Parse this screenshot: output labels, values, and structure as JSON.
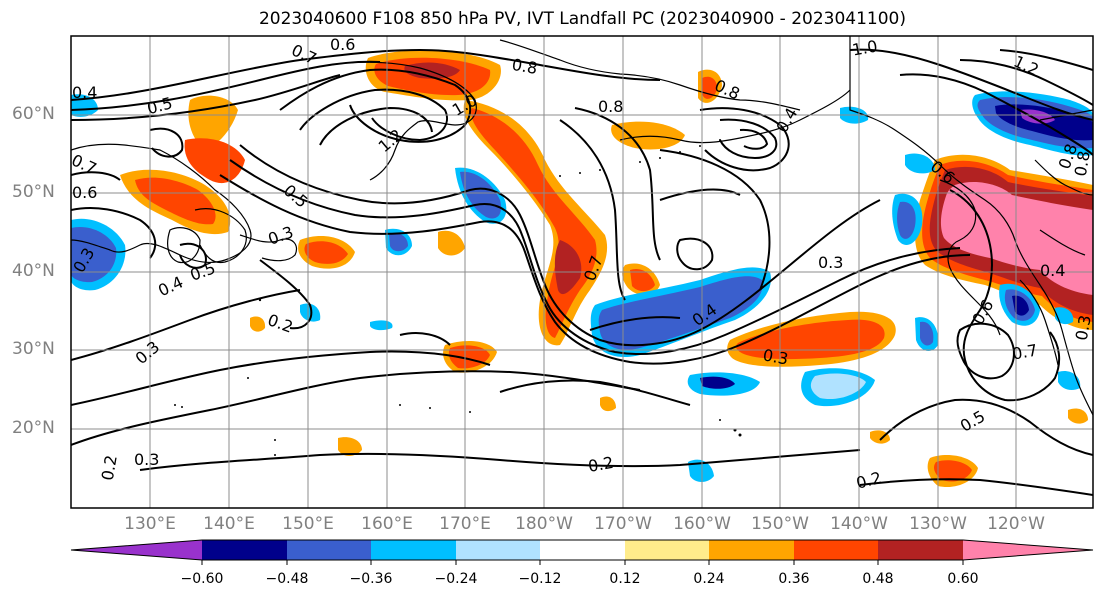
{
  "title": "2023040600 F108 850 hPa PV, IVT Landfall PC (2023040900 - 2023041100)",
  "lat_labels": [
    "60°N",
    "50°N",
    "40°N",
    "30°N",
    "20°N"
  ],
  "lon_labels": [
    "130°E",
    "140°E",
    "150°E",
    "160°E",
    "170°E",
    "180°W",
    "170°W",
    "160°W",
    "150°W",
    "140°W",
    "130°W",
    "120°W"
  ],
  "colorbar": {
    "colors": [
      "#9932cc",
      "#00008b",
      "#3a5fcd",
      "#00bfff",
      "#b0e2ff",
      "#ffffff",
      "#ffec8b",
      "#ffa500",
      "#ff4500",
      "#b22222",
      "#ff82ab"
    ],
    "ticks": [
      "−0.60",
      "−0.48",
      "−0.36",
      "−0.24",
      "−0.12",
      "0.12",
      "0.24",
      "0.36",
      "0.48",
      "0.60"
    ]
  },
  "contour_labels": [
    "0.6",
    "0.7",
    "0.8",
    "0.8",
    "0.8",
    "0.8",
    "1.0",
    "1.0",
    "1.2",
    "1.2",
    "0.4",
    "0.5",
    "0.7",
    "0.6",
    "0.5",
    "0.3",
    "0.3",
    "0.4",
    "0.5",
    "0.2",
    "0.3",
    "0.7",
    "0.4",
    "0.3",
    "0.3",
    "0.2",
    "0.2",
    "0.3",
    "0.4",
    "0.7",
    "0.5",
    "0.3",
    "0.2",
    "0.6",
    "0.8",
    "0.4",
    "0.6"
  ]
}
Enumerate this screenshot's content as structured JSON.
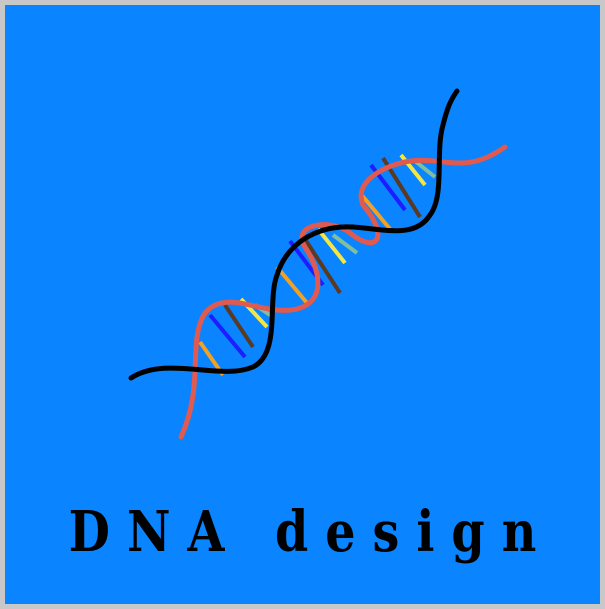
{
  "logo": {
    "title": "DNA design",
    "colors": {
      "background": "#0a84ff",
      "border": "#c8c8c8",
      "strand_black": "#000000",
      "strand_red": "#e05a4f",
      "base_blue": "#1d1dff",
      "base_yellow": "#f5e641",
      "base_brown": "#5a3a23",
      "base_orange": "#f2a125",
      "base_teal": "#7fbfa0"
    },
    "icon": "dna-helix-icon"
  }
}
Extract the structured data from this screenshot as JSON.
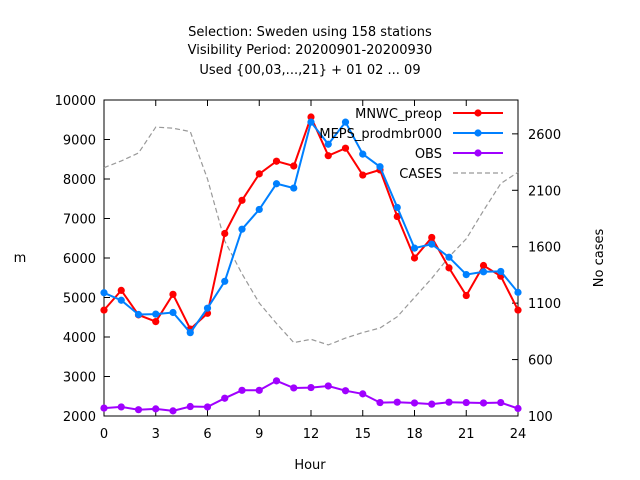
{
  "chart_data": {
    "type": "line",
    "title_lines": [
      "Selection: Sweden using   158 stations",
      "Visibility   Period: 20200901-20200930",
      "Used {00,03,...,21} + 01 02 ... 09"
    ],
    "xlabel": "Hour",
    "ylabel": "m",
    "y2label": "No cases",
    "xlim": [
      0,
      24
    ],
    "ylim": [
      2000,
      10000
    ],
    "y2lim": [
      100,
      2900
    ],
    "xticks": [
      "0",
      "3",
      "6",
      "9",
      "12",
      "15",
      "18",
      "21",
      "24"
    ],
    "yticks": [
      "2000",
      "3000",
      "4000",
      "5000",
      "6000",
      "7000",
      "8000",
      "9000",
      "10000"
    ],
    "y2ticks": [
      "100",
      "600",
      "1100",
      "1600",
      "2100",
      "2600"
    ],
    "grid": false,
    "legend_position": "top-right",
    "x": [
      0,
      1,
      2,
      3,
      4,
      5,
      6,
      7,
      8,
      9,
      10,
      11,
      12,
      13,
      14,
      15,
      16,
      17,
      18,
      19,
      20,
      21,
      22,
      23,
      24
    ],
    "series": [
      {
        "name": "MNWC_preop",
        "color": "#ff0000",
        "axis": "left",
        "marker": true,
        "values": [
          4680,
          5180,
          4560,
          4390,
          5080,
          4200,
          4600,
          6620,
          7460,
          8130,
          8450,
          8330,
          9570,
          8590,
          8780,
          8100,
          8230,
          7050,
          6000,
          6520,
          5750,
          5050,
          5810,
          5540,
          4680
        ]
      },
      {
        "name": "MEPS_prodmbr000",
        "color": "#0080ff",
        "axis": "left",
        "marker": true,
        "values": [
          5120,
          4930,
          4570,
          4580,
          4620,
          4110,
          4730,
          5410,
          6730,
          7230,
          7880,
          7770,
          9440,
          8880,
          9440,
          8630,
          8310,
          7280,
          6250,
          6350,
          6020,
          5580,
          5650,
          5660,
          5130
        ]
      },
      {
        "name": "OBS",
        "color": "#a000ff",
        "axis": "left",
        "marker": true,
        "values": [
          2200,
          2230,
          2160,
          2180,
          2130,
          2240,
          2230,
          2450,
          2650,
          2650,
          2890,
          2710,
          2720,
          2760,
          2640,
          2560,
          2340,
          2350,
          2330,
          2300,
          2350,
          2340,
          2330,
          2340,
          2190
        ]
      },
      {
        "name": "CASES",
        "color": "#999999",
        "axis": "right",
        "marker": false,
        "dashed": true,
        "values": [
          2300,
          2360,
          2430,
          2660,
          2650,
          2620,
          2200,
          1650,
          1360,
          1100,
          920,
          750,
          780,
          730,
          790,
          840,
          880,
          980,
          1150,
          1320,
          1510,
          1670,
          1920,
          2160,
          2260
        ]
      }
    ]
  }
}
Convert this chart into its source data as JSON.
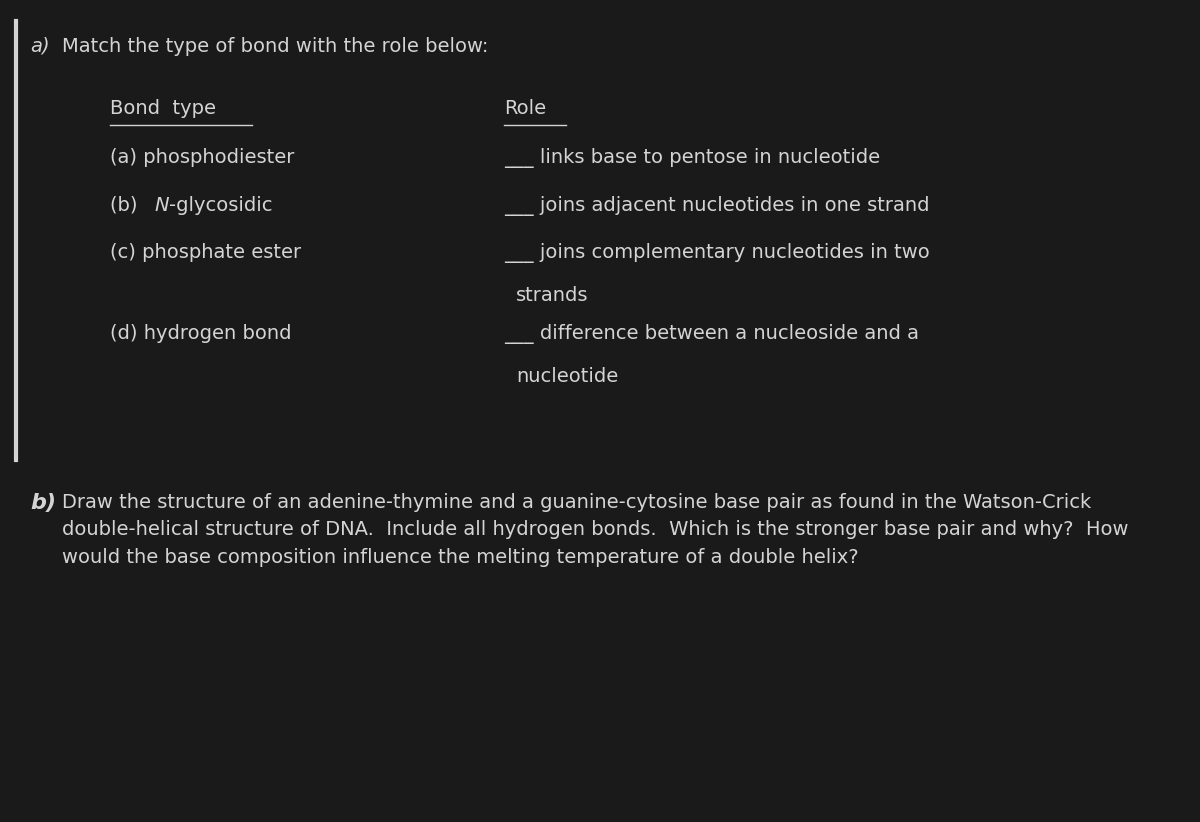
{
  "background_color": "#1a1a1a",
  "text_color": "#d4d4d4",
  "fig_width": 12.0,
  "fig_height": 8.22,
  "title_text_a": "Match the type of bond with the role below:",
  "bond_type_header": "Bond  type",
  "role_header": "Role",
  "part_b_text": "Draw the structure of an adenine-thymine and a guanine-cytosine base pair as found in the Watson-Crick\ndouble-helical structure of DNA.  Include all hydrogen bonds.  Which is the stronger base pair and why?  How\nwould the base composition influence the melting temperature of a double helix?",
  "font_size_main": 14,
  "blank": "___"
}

Stated exercise:
Give every line back word for word and leave the pictures out.

Exercise result:
Parse this screenshot: output labels, values, and structure as JSON.
{
  "title": "2023040600 F108 850 hPa PV, IVT Landfall PC (2023040900 - 2023041100)",
  "lat_labels": [
    "60°N",
    "50°N",
    "40°N",
    "30°N",
    "20°N"
  ],
  "lon_labels": [
    "130°E",
    "140°E",
    "150°E",
    "160°E",
    "170°E",
    "180°W",
    "170°W",
    "160°W",
    "150°W",
    "140°W",
    "130°W",
    "120°W"
  ],
  "colorbar": {
    "colors": [
      "#9932cc",
      "#00008b",
      "#3a5fcd",
      "#00bfff",
      "#b0e2ff",
      "#ffffff",
      "#ffec8b",
      "#ffa500",
      "#ff4500",
      "#b22222",
      "#ff82ab"
    ],
    "ticks": [
      "−0.60",
      "−0.48",
      "−0.36",
      "−0.24",
      "−0.12",
      "0.12",
      "0.24",
      "0.36",
      "0.48",
      "0.60"
    ]
  },
  "contour_labels": [
    "0.6",
    "0.7",
    "0.8",
    "0.8",
    "0.8",
    "0.8",
    "1.0",
    "1.0",
    "1.2",
    "1.2",
    "0.4",
    "0.5",
    "0.7",
    "0.6",
    "0.5",
    "0.3",
    "0.3",
    "0.4",
    "0.5",
    "0.2",
    "0.3",
    "0.7",
    "0.4",
    "0.3",
    "0.3",
    "0.2",
    "0.2",
    "0.3",
    "0.4",
    "0.7",
    "0.5",
    "0.3",
    "0.2",
    "0.6",
    "0.8",
    "0.4",
    "0.6"
  ]
}
Enumerate this screenshot's content as structured JSON.
{
  "logo": {
    "title": "DNA design",
    "colors": {
      "background": "#0a84ff",
      "border": "#c8c8c8",
      "strand_black": "#000000",
      "strand_red": "#e05a4f",
      "base_blue": "#1d1dff",
      "base_yellow": "#f5e641",
      "base_brown": "#5a3a23",
      "base_orange": "#f2a125",
      "base_teal": "#7fbfa0"
    },
    "icon": "dna-helix-icon"
  }
}
Extract the structured data from this screenshot as JSON.
{
  "chart_data": {
    "type": "line",
    "title_lines": [
      "Selection: Sweden using   158 stations",
      "Visibility   Period: 20200901-20200930",
      "Used {00,03,...,21} + 01 02 ... 09"
    ],
    "xlabel": "Hour",
    "ylabel": "m",
    "y2label": "No cases",
    "xlim": [
      0,
      24
    ],
    "ylim": [
      2000,
      10000
    ],
    "y2lim": [
      100,
      2900
    ],
    "xticks": [
      "0",
      "3",
      "6",
      "9",
      "12",
      "15",
      "18",
      "21",
      "24"
    ],
    "yticks": [
      "2000",
      "3000",
      "4000",
      "5000",
      "6000",
      "7000",
      "8000",
      "9000",
      "10000"
    ],
    "y2ticks": [
      "100",
      "600",
      "1100",
      "1600",
      "2100",
      "2600"
    ],
    "grid": false,
    "legend_position": "top-right",
    "x": [
      0,
      1,
      2,
      3,
      4,
      5,
      6,
      7,
      8,
      9,
      10,
      11,
      12,
      13,
      14,
      15,
      16,
      17,
      18,
      19,
      20,
      21,
      22,
      23,
      24
    ],
    "series": [
      {
        "name": "MNWC_preop",
        "color": "#ff0000",
        "axis": "left",
        "marker": true,
        "values": [
          4680,
          5180,
          4560,
          4390,
          5080,
          4200,
          4600,
          6620,
          7460,
          8130,
          8450,
          8330,
          9570,
          8590,
          8780,
          8100,
          8230,
          7050,
          6000,
          6520,
          5750,
          5050,
          5810,
          5540,
          4680
        ]
      },
      {
        "name": "MEPS_prodmbr000",
        "color": "#0080ff",
        "axis": "left",
        "marker": true,
        "values": [
          5120,
          4930,
          4570,
          4580,
          4620,
          4110,
          4730,
          5410,
          6730,
          7230,
          7880,
          7770,
          9440,
          8880,
          9440,
          8630,
          8310,
          7280,
          6250,
          6350,
          6020,
          5580,
          5650,
          5660,
          5130
        ]
      },
      {
        "name": "OBS",
        "color": "#a000ff",
        "axis": "left",
        "marker": true,
        "values": [
          2200,
          2230,
          2160,
          2180,
          2130,
          2240,
          2230,
          2450,
          2650,
          2650,
          2890,
          2710,
          2720,
          2760,
          2640,
          2560,
          2340,
          2350,
          2330,
          2300,
          2350,
          2340,
          2330,
          2340,
          2190
        ]
      },
      {
        "name": "CASES",
        "color": "#999999",
        "axis": "right",
        "marker": false,
        "dashed": true,
        "values": [
          2300,
          2360,
          2430,
          2660,
          2650,
          2620,
          2200,
          1650,
          1360,
          1100,
          920,
          750,
          780,
          730,
          790,
          840,
          880,
          980,
          1150,
          1320,
          1510,
          1670,
          1920,
          2160,
          2260
        ]
      }
    ]
  }
}
Convert this chart into its source data as JSON.
{
  "background_color": "#1a1a1a",
  "text_color": "#d4d4d4",
  "fig_width": 12.0,
  "fig_height": 8.22,
  "title_text_a": "Match the type of bond with the role below:",
  "bond_type_header": "Bond  type",
  "role_header": "Role",
  "part_b_text": "Draw the structure of an adenine-thymine and a guanine-cytosine base pair as found in the Watson-Crick\ndouble-helical structure of DNA.  Include all hydrogen bonds.  Which is the stronger base pair and why?  How\nwould the base composition influence the melting temperature of a double helix?",
  "font_size_main": 14,
  "blank": "___"
}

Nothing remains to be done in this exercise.